To do
Copy each of the lines below exactly, from first to last, and leave out the pictures.

Data extract
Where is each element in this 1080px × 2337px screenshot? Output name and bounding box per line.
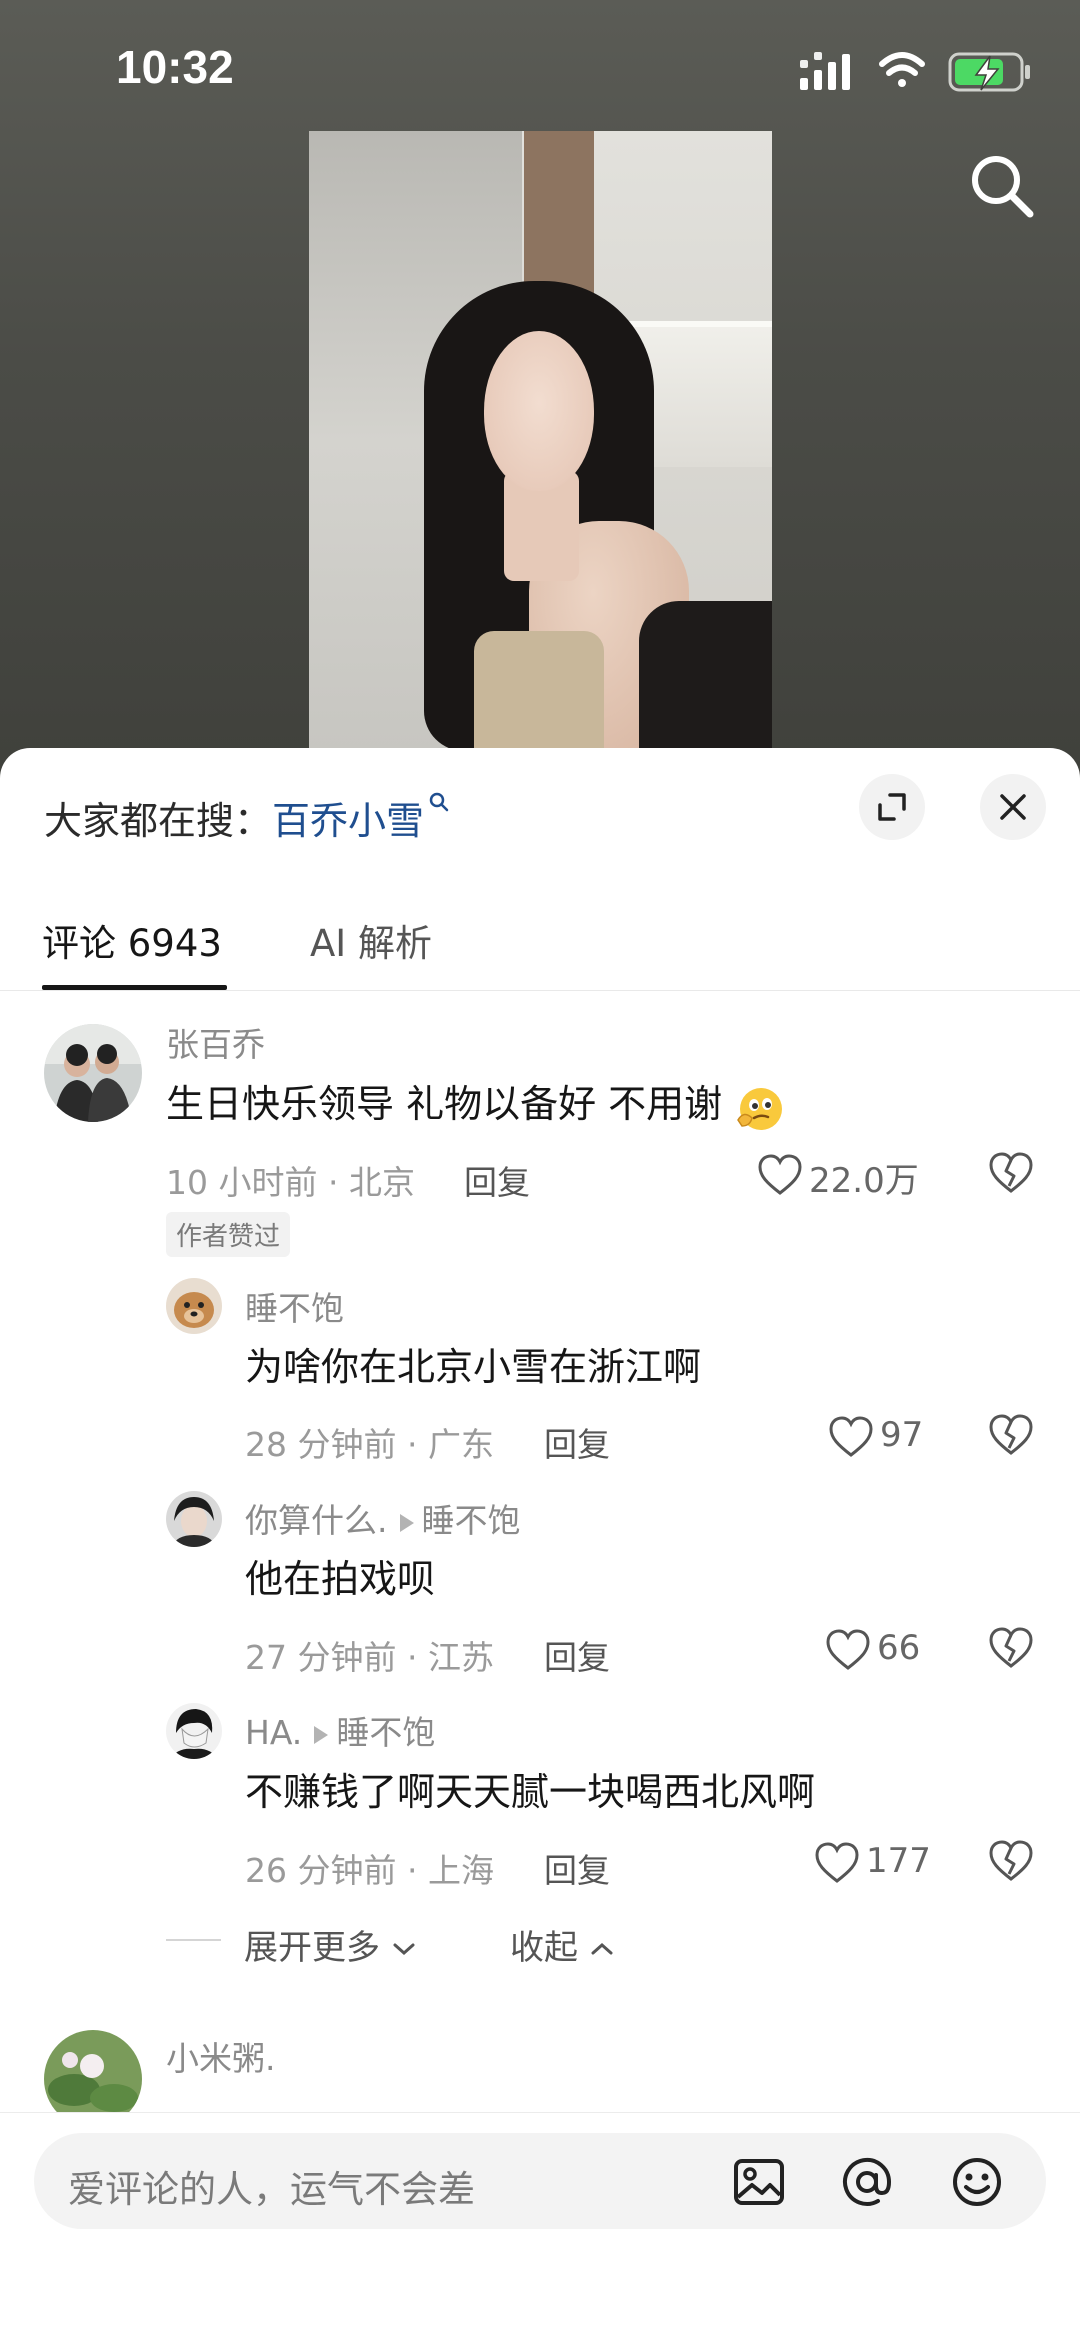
video-thumbnail[interactable] (309, 131, 772, 751)
reply-text: 他在拍戏呗 (245, 1557, 436, 1601)
comment-input-placeholder: 爱评论的人，运气不会差 (68, 2168, 475, 2211)
dislike-button[interactable] (988, 1627, 1034, 1673)
like-count: 66 (877, 1628, 921, 1668)
reply-meta: 27 分钟前 · 江苏 (245, 1638, 494, 1677)
dislike-button[interactable] (988, 1152, 1034, 1198)
like-button[interactable]: 97 (828, 1412, 948, 1462)
reply-text: 为啥你在北京小雪在浙江啊 (245, 1345, 702, 1389)
close-icon (1000, 794, 1026, 820)
like-count: 22.0万 (809, 1161, 919, 1201)
reply-to-user[interactable]: 睡不饱 (336, 1713, 435, 1752)
reply-button[interactable]: 回复 (544, 1631, 610, 1679)
comment-author[interactable]: 张百乔 (166, 1018, 265, 1066)
cellular-signal-icon (800, 52, 850, 90)
reply-button[interactable]: 回复 (544, 1844, 610, 1892)
close-button[interactable] (980, 774, 1046, 840)
chevron-up-icon (591, 1942, 613, 1955)
avatar[interactable] (166, 1703, 222, 1759)
reply-meta: 26 分钟前 · 上海 (245, 1851, 494, 1890)
heart-icon (829, 1416, 873, 1457)
heart-icon (826, 1629, 870, 1670)
reply-author-line: HA. 睡不饱 (245, 1706, 435, 1754)
like-button[interactable]: 177 (814, 1838, 954, 1888)
heart-icon (758, 1154, 802, 1195)
status-time: 10:32 (116, 41, 234, 93)
tab-comments[interactable]: 评论 6943 (42, 913, 222, 967)
chevron-down-icon (393, 1943, 415, 1956)
hot-search-prefix: 大家都在搜： (44, 799, 273, 843)
broken-heart-icon (989, 1414, 1033, 1455)
reply-button[interactable]: 回复 (544, 1418, 610, 1466)
expand-button[interactable] (859, 774, 925, 840)
avatar[interactable] (166, 1278, 222, 1334)
expand-more-button[interactable]: 展开更多 (244, 1920, 417, 1969)
reply-button[interactable]: 回复 (464, 1156, 530, 1204)
reply-meta: 28 分钟前 · 广东 (245, 1425, 494, 1464)
avatar-image (166, 1278, 222, 1334)
reply-author[interactable]: 你算什么. (245, 1501, 388, 1540)
reply-arrow-icon (314, 1725, 329, 1744)
reply-author[interactable]: HA. (245, 1713, 302, 1752)
reply-author[interactable]: 睡不饱 (245, 1282, 344, 1330)
comment-input-bar: 爱评论的人，运气不会差 (0, 2112, 1080, 2337)
comment-sheet: 大家都在搜：百乔小雪 评论 6943 AI 解析 张百乔 生日快乐领导 礼物以备 (0, 748, 1080, 2337)
like-count: 177 (866, 1841, 931, 1881)
comment-text-content: 生日快乐领导 礼物以备好 不用谢 (166, 1082, 723, 1126)
expand-more-label: 展开更多 (244, 1928, 380, 1968)
hot-search-banner[interactable]: 大家都在搜：百乔小雪 (44, 790, 451, 845)
search-button[interactable] (966, 150, 1038, 222)
avatar[interactable] (166, 1491, 222, 1547)
search-icon (972, 156, 1034, 218)
thinking-emoji-icon (737, 1087, 783, 1130)
expand-icon (878, 793, 906, 821)
emoji-icon[interactable] (950, 2155, 1004, 2209)
like-button[interactable]: 66 (825, 1625, 945, 1675)
collapse-label: 收起 (510, 1928, 578, 1968)
comment-author[interactable]: 小米粥. (166, 2032, 276, 2080)
reply-to-user[interactable]: 睡不饱 (422, 1501, 521, 1540)
dislike-button[interactable] (988, 1414, 1034, 1460)
comment-input[interactable]: 爱评论的人，运气不会差 (34, 2133, 1046, 2229)
broken-heart-icon (989, 1152, 1033, 1193)
collapse-button[interactable]: 收起 (510, 1920, 615, 1969)
avatar-image (166, 1703, 222, 1759)
reply-arrow-icon (399, 1513, 414, 1532)
mention-icon[interactable] (840, 2155, 894, 2209)
thread-line (166, 1939, 221, 1941)
like-button[interactable]: 22.0万 (757, 1150, 947, 1201)
author-liked-badge: 作者赞过 (166, 1212, 291, 1257)
wifi-icon (879, 52, 925, 87)
hot-search-term[interactable]: 百乔小雪 (272, 799, 424, 843)
dislike-button[interactable] (988, 1840, 1034, 1886)
broken-heart-icon (989, 1627, 1033, 1668)
image-icon[interactable] (732, 2155, 786, 2209)
avatar-image (44, 1024, 142, 1122)
status-icons (800, 52, 1030, 92)
avatar-image (166, 1491, 222, 1547)
comment-text: 生日快乐领导 礼物以备好 不用谢 (166, 1073, 784, 1132)
reply-text: 不赚钱了啊天天腻一块喝西北风啊 (245, 1770, 816, 1814)
reply-author-line: 你算什么. 睡不饱 (245, 1494, 521, 1542)
broken-heart-icon (989, 1840, 1033, 1881)
battery-icon (948, 52, 1030, 92)
divider (0, 990, 1080, 991)
comment-meta: 10 小时前 · 北京 (166, 1163, 415, 1202)
heart-icon (815, 1842, 859, 1883)
tab-ai-analysis[interactable]: AI 解析 (310, 913, 432, 967)
search-icon (429, 792, 449, 812)
like-count: 97 (880, 1415, 924, 1455)
avatar[interactable] (44, 1024, 142, 1122)
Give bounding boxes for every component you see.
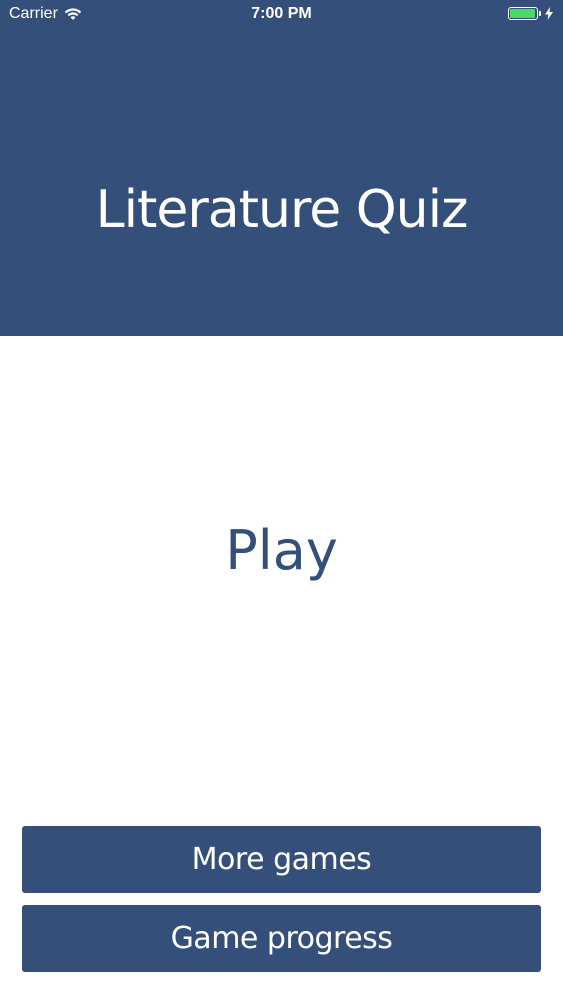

The reply
Where is each element in this 1080px × 2337px screenshot? Output name and bounding box per line.
video-thumbnail[interactable] (309, 131, 772, 751)
reply-text: 他在拍戏呗 (245, 1557, 436, 1601)
comment-input-placeholder: 爱评论的人，运气不会差 (68, 2168, 475, 2211)
dislike-button[interactable] (988, 1627, 1034, 1673)
like-count: 66 (877, 1628, 921, 1668)
reply-meta: 27 分钟前 · 江苏 (245, 1638, 494, 1677)
dislike-button[interactable] (988, 1152, 1034, 1198)
like-button[interactable]: 97 (828, 1412, 948, 1462)
reply-text: 为啥你在北京小雪在浙江啊 (245, 1345, 702, 1389)
close-icon (1000, 794, 1026, 820)
like-count: 22.0万 (809, 1161, 919, 1201)
reply-to-user[interactable]: 睡不饱 (336, 1713, 435, 1752)
reply-button[interactable]: 回复 (544, 1631, 610, 1679)
comment-author[interactable]: 张百乔 (166, 1018, 265, 1066)
cellular-signal-icon (800, 52, 850, 90)
reply-button[interactable]: 回复 (544, 1844, 610, 1892)
close-button[interactable] (980, 774, 1046, 840)
chevron-up-icon (591, 1942, 613, 1955)
avatar[interactable] (166, 1703, 222, 1759)
reply-meta: 26 分钟前 · 上海 (245, 1851, 494, 1890)
heart-icon (829, 1416, 873, 1457)
heart-icon (826, 1629, 870, 1670)
reply-author-line: HA. 睡不饱 (245, 1706, 435, 1754)
like-button[interactable]: 177 (814, 1838, 954, 1888)
heart-icon (758, 1154, 802, 1195)
status-time: 10:32 (116, 41, 234, 93)
tab-comments[interactable]: 评论 6943 (42, 913, 222, 967)
chevron-down-icon (393, 1943, 415, 1956)
hot-search-prefix: 大家都在搜： (44, 799, 273, 843)
broken-heart-icon (989, 1414, 1033, 1455)
reply-button[interactable]: 回复 (544, 1418, 610, 1466)
expand-button[interactable] (859, 774, 925, 840)
avatar[interactable] (166, 1278, 222, 1334)
expand-more-button[interactable]: 展开更多 (244, 1920, 417, 1969)
reply-button[interactable]: 回复 (464, 1156, 530, 1204)
reply-meta: 28 分钟前 · 广东 (245, 1425, 494, 1464)
avatar-image (166, 1278, 222, 1334)
reply-author[interactable]: 你算什么. (245, 1501, 388, 1540)
reply-arrow-icon (314, 1725, 329, 1744)
reply-author[interactable]: HA. (245, 1713, 302, 1752)
reply-author[interactable]: 睡不饱 (245, 1282, 344, 1330)
comment-input-bar: 爱评论的人，运气不会差 (0, 2112, 1080, 2337)
comment-sheet: 大家都在搜：百乔小雪 评论 6943 AI 解析 张百乔 生日快乐领导 礼物以备 (0, 748, 1080, 2337)
like-count: 177 (866, 1841, 931, 1881)
comment-text-content: 生日快乐领导 礼物以备好 不用谢 (166, 1082, 723, 1126)
expand-more-label: 展开更多 (244, 1928, 380, 1968)
hot-search-banner[interactable]: 大家都在搜：百乔小雪 (44, 790, 451, 845)
search-button[interactable] (966, 150, 1038, 222)
avatar[interactable] (166, 1491, 222, 1547)
search-icon (972, 156, 1034, 218)
thinking-emoji-icon (737, 1087, 783, 1130)
expand-icon (878, 793, 906, 821)
emoji-icon[interactable] (950, 2155, 1004, 2209)
like-button[interactable]: 66 (825, 1625, 945, 1675)
collapse-label: 收起 (510, 1928, 578, 1968)
comment-author[interactable]: 小米粥. (166, 2032, 276, 2080)
reply-to-user[interactable]: 睡不饱 (422, 1501, 521, 1540)
dislike-button[interactable] (988, 1414, 1034, 1460)
comment-input[interactable]: 爱评论的人，运气不会差 (34, 2133, 1046, 2229)
broken-heart-icon (989, 1152, 1033, 1193)
collapse-button[interactable]: 收起 (510, 1920, 615, 1969)
avatar-image (166, 1703, 222, 1759)
reply-arrow-icon (399, 1513, 414, 1532)
mention-icon[interactable] (840, 2155, 894, 2209)
thread-line (166, 1939, 221, 1941)
like-button[interactable]: 22.0万 (757, 1150, 947, 1201)
author-liked-badge: 作者赞过 (166, 1212, 291, 1257)
wifi-icon (879, 52, 925, 87)
hot-search-term[interactable]: 百乔小雪 (272, 799, 424, 843)
dislike-button[interactable] (988, 1840, 1034, 1886)
broken-heart-icon (989, 1627, 1033, 1668)
image-icon[interactable] (732, 2155, 786, 2209)
avatar-image (44, 1024, 142, 1122)
status-icons (800, 52, 1030, 92)
avatar-image (166, 1491, 222, 1547)
comment-text: 生日快乐领导 礼物以备好 不用谢 (166, 1073, 784, 1132)
reply-text: 不赚钱了啊天天腻一块喝西北风啊 (245, 1770, 816, 1814)
reply-author-line: 你算什么. 睡不饱 (245, 1494, 521, 1542)
broken-heart-icon (989, 1840, 1033, 1881)
battery-icon (948, 52, 1030, 92)
divider (0, 990, 1080, 991)
comment-meta: 10 小时前 · 北京 (166, 1163, 415, 1202)
heart-icon (815, 1842, 859, 1883)
tab-ai-analysis[interactable]: AI 解析 (310, 913, 432, 967)
search-icon (429, 792, 449, 812)
like-count: 97 (880, 1415, 924, 1455)
avatar[interactable] (44, 1024, 142, 1122)
Give bounding boxes for every component you see.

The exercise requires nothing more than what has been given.